Swap every "item-price" for "price-tag" in the listing from its first line through the line with "menu-item[interactable] [4,172,203,180]", and give those lines back with nothing else changed.

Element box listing

** begin **

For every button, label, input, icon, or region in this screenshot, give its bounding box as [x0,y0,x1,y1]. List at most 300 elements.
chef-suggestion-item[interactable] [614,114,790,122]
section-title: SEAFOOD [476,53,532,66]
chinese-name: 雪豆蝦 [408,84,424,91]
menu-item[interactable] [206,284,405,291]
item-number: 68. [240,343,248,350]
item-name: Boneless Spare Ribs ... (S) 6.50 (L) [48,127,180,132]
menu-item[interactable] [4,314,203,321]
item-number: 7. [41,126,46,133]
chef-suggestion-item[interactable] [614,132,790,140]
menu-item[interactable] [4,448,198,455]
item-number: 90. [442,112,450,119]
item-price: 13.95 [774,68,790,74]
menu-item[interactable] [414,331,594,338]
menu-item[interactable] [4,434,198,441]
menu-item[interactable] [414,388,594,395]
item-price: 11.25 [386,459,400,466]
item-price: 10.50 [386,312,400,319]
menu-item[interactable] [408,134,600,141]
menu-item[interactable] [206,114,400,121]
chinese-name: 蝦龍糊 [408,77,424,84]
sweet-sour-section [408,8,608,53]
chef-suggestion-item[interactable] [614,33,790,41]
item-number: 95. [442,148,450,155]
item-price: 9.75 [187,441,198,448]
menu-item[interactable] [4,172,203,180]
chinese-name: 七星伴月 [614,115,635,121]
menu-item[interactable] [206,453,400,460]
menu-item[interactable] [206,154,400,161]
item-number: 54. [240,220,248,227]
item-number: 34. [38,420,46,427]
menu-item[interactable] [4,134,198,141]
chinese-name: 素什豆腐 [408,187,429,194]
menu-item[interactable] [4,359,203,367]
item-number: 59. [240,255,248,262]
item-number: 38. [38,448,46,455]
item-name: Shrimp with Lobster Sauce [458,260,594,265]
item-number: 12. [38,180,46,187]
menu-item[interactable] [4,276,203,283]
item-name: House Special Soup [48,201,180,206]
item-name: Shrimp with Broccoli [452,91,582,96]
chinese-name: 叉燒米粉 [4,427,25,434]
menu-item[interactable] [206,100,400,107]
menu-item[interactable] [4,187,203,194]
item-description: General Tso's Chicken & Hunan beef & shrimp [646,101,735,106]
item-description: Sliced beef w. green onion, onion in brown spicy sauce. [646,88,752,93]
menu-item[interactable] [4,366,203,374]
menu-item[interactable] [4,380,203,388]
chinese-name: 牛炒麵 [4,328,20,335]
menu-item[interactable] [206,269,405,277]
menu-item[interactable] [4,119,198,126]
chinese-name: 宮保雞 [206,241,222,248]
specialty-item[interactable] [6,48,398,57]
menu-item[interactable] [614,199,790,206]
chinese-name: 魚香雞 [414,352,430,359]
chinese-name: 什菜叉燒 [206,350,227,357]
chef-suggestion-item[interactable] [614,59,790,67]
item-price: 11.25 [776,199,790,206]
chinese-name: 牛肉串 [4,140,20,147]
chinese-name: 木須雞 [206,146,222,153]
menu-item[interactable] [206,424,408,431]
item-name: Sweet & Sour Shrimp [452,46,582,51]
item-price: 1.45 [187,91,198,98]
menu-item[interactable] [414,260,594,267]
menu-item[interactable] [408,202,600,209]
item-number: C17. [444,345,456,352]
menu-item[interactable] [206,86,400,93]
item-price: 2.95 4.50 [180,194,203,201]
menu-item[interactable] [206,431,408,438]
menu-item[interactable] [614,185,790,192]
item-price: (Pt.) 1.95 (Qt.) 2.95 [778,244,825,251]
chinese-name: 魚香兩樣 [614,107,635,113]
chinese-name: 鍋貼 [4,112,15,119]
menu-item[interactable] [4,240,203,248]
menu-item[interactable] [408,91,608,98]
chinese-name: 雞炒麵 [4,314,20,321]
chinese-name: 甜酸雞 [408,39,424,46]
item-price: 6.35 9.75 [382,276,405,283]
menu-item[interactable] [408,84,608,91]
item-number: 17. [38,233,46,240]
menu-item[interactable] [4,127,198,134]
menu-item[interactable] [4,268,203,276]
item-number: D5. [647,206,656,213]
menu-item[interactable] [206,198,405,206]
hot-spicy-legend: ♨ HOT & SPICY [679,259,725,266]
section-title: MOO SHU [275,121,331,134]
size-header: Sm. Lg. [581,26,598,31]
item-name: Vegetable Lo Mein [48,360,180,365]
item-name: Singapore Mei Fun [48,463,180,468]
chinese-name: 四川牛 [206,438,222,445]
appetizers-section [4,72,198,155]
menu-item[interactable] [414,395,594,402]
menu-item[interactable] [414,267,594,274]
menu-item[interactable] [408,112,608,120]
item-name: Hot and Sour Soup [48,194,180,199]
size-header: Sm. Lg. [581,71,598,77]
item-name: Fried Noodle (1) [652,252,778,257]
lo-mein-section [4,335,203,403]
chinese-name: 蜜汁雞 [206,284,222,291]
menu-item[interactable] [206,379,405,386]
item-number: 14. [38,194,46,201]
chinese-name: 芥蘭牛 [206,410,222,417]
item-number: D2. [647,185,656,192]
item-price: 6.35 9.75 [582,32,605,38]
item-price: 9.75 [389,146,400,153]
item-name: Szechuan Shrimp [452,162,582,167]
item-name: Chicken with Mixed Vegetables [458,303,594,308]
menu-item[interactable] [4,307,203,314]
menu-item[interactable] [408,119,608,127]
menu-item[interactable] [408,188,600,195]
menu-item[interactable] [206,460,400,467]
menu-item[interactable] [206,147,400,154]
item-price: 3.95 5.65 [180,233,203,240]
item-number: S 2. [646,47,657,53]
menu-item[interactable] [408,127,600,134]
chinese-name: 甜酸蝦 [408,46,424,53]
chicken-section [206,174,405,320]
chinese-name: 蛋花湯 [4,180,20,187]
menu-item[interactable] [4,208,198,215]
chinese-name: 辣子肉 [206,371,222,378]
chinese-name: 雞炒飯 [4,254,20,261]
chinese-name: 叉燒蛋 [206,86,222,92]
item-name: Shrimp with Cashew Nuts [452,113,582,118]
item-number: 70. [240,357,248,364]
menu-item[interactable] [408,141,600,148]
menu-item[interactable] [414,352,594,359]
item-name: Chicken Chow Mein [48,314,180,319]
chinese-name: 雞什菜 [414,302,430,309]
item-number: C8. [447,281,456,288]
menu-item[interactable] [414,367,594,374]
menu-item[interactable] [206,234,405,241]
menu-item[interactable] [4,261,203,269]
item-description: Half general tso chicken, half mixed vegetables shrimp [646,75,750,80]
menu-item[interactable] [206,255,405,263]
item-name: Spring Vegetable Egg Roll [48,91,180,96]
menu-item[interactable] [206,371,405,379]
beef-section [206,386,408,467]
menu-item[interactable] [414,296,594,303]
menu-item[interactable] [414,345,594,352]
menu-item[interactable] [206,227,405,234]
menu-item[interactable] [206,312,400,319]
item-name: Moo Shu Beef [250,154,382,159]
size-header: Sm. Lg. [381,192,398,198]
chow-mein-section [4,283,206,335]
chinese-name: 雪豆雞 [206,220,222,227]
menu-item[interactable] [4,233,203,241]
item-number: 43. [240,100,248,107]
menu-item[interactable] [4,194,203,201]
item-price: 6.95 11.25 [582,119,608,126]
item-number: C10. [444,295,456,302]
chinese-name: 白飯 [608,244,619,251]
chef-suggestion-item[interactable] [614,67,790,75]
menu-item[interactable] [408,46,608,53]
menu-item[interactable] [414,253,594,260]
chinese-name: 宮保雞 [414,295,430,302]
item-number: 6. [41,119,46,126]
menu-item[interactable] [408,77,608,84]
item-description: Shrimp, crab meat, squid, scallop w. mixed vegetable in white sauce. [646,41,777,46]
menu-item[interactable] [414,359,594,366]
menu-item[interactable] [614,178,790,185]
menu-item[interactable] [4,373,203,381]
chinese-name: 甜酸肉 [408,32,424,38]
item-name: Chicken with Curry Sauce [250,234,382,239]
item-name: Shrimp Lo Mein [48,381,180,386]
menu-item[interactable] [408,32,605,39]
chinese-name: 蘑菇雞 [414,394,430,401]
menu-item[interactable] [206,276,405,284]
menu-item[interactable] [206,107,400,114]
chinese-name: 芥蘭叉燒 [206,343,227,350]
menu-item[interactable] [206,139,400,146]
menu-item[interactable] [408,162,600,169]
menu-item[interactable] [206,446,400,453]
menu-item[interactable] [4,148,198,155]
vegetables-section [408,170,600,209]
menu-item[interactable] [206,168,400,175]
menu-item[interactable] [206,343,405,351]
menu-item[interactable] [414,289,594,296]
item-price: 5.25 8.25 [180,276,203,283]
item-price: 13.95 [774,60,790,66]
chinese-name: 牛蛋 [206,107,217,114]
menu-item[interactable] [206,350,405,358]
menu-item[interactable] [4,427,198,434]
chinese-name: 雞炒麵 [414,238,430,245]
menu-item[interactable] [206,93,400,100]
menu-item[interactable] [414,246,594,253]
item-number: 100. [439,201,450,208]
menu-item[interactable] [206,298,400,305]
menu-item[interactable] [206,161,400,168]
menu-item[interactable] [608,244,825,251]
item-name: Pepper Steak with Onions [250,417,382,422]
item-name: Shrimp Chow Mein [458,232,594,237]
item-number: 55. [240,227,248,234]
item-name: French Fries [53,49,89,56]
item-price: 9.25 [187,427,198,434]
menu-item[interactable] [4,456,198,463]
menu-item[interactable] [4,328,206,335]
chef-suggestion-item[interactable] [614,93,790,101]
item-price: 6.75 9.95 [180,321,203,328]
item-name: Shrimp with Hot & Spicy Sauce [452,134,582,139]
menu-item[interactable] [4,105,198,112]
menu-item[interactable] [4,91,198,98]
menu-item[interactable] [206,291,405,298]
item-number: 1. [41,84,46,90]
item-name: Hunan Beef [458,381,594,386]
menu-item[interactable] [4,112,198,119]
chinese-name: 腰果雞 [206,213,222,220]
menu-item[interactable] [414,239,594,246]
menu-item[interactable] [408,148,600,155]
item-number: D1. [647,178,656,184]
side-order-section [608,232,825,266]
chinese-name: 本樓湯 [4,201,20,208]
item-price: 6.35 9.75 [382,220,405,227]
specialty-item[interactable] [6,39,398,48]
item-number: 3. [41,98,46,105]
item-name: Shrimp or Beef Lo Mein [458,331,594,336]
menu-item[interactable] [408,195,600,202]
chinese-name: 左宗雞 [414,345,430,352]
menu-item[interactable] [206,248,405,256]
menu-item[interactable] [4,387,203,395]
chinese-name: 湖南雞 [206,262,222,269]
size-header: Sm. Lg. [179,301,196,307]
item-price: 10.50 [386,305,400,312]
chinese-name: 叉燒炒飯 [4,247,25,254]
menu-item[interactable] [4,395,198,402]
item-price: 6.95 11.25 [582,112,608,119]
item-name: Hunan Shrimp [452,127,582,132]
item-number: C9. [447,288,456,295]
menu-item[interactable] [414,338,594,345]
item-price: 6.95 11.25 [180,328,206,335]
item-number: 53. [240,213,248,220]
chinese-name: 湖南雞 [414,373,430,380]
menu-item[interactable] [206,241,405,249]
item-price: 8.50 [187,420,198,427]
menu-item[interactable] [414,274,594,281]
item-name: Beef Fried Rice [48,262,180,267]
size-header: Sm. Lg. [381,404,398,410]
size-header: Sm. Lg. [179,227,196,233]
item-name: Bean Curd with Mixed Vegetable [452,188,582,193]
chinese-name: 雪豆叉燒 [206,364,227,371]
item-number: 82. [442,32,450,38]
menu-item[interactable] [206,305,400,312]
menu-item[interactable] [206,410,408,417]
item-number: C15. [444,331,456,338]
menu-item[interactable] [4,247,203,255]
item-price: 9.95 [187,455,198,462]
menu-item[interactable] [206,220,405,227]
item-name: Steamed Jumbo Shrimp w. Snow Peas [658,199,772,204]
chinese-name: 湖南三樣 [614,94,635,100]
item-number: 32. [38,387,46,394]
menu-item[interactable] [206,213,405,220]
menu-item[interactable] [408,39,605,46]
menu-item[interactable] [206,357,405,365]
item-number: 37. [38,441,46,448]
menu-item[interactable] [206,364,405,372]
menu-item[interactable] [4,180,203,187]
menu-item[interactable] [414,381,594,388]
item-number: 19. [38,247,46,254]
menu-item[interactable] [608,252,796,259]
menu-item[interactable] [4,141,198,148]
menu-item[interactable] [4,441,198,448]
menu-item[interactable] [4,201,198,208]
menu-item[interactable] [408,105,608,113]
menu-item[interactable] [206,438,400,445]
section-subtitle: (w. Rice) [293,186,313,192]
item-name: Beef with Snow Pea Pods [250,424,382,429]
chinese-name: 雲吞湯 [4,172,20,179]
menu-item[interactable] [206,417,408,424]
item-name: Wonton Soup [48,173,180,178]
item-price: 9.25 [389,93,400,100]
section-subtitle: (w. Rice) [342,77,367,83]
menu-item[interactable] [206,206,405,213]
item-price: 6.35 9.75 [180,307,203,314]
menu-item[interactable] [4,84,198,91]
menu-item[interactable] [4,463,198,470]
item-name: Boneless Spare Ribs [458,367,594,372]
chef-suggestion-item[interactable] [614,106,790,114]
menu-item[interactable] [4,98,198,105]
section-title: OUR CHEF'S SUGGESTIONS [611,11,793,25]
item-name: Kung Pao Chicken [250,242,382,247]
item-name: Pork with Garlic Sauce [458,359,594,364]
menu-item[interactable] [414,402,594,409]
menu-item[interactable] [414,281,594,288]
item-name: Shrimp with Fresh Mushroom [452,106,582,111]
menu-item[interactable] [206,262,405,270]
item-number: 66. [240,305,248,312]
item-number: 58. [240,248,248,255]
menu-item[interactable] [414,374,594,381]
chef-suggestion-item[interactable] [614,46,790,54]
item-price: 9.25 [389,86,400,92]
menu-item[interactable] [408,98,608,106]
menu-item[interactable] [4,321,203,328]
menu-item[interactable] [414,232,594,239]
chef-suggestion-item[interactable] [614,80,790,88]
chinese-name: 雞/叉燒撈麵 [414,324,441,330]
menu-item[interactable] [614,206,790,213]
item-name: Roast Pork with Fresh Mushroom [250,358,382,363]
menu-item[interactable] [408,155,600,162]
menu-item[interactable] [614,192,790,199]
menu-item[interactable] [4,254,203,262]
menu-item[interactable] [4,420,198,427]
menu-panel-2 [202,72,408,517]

** end **

**COMPLETED EXERCISE:**
For every button, label, input, icon, or region in this screenshot, give its bounding box as [x0,y0,x1,y1]. List at most 300 elements.
chef-suggestion-item[interactable] [614,114,790,122]
section-title: SEAFOOD [476,53,532,66]
chinese-name: 雪豆蝦 [408,84,424,91]
menu-item[interactable] [206,284,405,291]
item-number: 68. [240,343,248,350]
item-name: Boneless Spare Ribs ... (S) 6.50 (L) [48,127,180,132]
menu-item[interactable] [4,314,203,321]
item-number: 7. [41,126,46,133]
chef-suggestion-item[interactable] [614,132,790,140]
menu-item[interactable] [4,448,198,455]
item-number: 90. [442,112,450,119]
price-tag: 13.95 [774,68,790,74]
menu-item[interactable] [414,331,594,338]
menu-item[interactable] [4,434,198,441]
menu-item[interactable] [414,388,594,395]
price-tag: 11.25 [386,459,400,466]
price-tag: 10.50 [386,312,400,319]
menu-item[interactable] [408,134,600,141]
menu-item[interactable] [206,114,400,121]
chinese-name: 蝦龍糊 [408,77,424,84]
sweet-sour-section [408,8,608,53]
chef-suggestion-item[interactable] [614,33,790,41]
item-number: 95. [442,148,450,155]
price-tag: 9.75 [187,441,198,448]
menu-item[interactable] [4,172,203,180]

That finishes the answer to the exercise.